Your objective:
Every record below needs to be retyped exactly as it appears.

[Data records]

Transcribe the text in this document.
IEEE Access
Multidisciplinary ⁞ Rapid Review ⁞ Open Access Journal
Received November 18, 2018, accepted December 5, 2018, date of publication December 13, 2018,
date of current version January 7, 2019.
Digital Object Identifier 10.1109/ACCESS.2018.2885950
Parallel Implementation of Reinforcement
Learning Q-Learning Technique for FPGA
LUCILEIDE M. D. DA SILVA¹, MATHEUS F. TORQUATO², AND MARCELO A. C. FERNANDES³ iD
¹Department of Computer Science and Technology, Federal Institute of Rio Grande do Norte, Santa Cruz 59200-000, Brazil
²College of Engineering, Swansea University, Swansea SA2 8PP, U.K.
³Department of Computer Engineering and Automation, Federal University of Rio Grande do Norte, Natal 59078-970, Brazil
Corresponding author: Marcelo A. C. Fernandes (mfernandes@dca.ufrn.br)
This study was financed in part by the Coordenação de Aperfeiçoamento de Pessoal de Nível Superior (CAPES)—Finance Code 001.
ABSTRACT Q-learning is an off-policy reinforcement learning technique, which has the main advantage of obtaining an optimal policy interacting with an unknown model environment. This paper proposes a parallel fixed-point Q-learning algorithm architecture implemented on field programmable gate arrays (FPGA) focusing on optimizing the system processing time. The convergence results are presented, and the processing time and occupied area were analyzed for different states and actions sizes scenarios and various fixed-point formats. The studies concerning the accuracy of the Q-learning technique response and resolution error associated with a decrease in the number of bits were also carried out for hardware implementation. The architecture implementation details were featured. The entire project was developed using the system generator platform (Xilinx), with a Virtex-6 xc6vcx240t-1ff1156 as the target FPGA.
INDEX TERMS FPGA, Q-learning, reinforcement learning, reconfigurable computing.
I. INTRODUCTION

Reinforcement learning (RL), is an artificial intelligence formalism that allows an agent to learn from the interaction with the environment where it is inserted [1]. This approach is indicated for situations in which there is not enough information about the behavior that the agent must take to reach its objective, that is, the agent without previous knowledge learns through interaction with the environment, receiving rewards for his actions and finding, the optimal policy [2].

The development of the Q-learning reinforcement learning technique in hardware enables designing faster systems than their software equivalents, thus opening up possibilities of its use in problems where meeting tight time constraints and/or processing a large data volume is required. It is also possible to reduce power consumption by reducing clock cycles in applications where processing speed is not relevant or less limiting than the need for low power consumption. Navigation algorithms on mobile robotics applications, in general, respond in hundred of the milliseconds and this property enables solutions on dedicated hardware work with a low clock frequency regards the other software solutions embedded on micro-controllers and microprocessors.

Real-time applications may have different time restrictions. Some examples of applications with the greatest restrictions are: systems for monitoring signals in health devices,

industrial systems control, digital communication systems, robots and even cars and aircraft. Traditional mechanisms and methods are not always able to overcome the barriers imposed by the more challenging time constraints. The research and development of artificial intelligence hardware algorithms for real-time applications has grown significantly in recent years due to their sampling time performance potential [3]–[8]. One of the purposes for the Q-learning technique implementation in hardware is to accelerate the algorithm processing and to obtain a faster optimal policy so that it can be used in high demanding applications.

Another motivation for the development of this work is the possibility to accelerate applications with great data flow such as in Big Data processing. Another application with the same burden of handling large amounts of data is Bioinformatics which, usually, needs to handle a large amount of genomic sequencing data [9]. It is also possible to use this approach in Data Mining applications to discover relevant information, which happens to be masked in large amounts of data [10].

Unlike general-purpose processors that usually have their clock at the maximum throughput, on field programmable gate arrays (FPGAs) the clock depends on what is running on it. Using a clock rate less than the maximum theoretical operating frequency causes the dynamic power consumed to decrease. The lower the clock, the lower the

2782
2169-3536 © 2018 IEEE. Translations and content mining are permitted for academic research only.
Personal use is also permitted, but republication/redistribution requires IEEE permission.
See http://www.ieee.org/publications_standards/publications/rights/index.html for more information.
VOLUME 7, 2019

Result of the exercise:
Transcribe the text in this document.
IEEE Access
Multidisciplinary ⁞ Rapid Review ⁞ Open Access Journal
Received November 18, 2018, accepted December 5, 2018, date of publication December 13, 2018,
date of current version January 7, 2019.
Digital Object Identifier 10.1109/ACCESS.2018.2885950
Parallel Implementation of Reinforcement
Learning Q-Learning Technique for FPGA
LUCILEIDE M. D. DA SILVA¹, MATHEUS F. TORQUATO², AND MARCELO A. C. FERNANDES³ iD
¹Department of Computer Science and Technology, Federal Institute of Rio Grande do Norte, Santa Cruz 59200-000, Brazil
²College of Engineering, Swansea University, Swansea SA2 8PP, U.K.
³Department of Computer Engineering and Automation, Federal University of Rio Grande do Norte, Natal 59078-970, Brazil
Corresponding author: Marcelo A. C. Fernandes (mfernandes@dca.ufrn.br)
This study was financed in part by the Coordenação de Aperfeiçoamento de Pessoal de Nível Superior (CAPES)—Finance Code 001.
ABSTRACT Q-learning is an off-policy reinforcement learning technique, which has the main advantage of obtaining an optimal policy interacting with an unknown model environment. This paper proposes a parallel fixed-point Q-learning algorithm architecture implemented on field programmable gate arrays (FPGA) focusing on optimizing the system processing time. The convergence results are presented, and the processing time and occupied area were analyzed for different states and actions sizes scenarios and various fixed-point formats. The studies concerning the accuracy of the Q-learning technique response and resolution error associated with a decrease in the number of bits were also carried out for hardware implementation. The architecture implementation details were featured. The entire project was developed using the system generator platform (Xilinx), with a Virtex-6 xc6vcx240t-1ff1156 as the target FPGA.
INDEX TERMS FPGA, Q-learning, reinforcement learning, reconfigurable computing.
I. INTRODUCTION

Reinforcement learning (RL), is an artificial intelligence formalism that allows an agent to learn from the interaction with the environment where it is inserted [1]. This approach is indicated for situations in which there is not enough information about the behavior that the agent must take to reach its objective, that is, the agent without previous knowledge learns through interaction with the environment, receiving rewards for his actions and finding, the optimal policy [2].

The development of the Q-learning reinforcement learning technique in hardware enables designing faster systems than their software equivalents, thus opening up possibilities of its use in problems where meeting tight time constraints and/or processing a large data volume is required. It is also possible to reduce power consumption by reducing clock cycles in applications where processing speed is not relevant or less limiting than the need for low power consumption. Navigation algorithms on mobile robotics applications, in general, respond in hundred of the milliseconds and this property enables solutions on dedicated hardware work with a low clock frequency regards the other software solutions embedded on micro-controllers and microprocessors.

Real-time applications may have different time restrictions. Some examples of applications with the greatest restrictions are: systems for monitoring signals in health devices,

industrial systems control, digital communication systems, robots and even cars and aircraft. Traditional mechanisms and methods are not always able to overcome the barriers imposed by the more challenging time constraints. The research and development of artificial intelligence hardware algorithms for real-time applications has grown significantly in recent years due to their sampling time performance potential [3]–[8]. One of the purposes for the Q-learning technique implementation in hardware is to accelerate the algorithm processing and to obtain a faster optimal policy so that it can be used in high demanding applications.

Another motivation for the development of this work is the possibility to accelerate applications with great data flow such as in Big Data processing. Another application with the same burden of handling large amounts of data is Bioinformatics which, usually, needs to handle a large amount of genomic sequencing data [9]. It is also possible to use this approach in Data Mining applications to discover relevant information, which happens to be masked in large amounts of data [10].

Unlike general-purpose processors that usually have their clock at the maximum throughput, on field programmable gate arrays (FPGAs) the clock depends on what is running on it. Using a clock rate less than the maximum theoretical operating frequency causes the dynamic power consumed to decrease. The lower the clock, the lower the

2782
2169-3536 © 2018 IEEE. Translations and content mining are permitted for academic research only.
Personal use is also permitted, but republication/redistribution requires IEEE permission.
See http://www.ieee.org/publications_standards/publications/rights/index.html for more information.
VOLUME 7, 2019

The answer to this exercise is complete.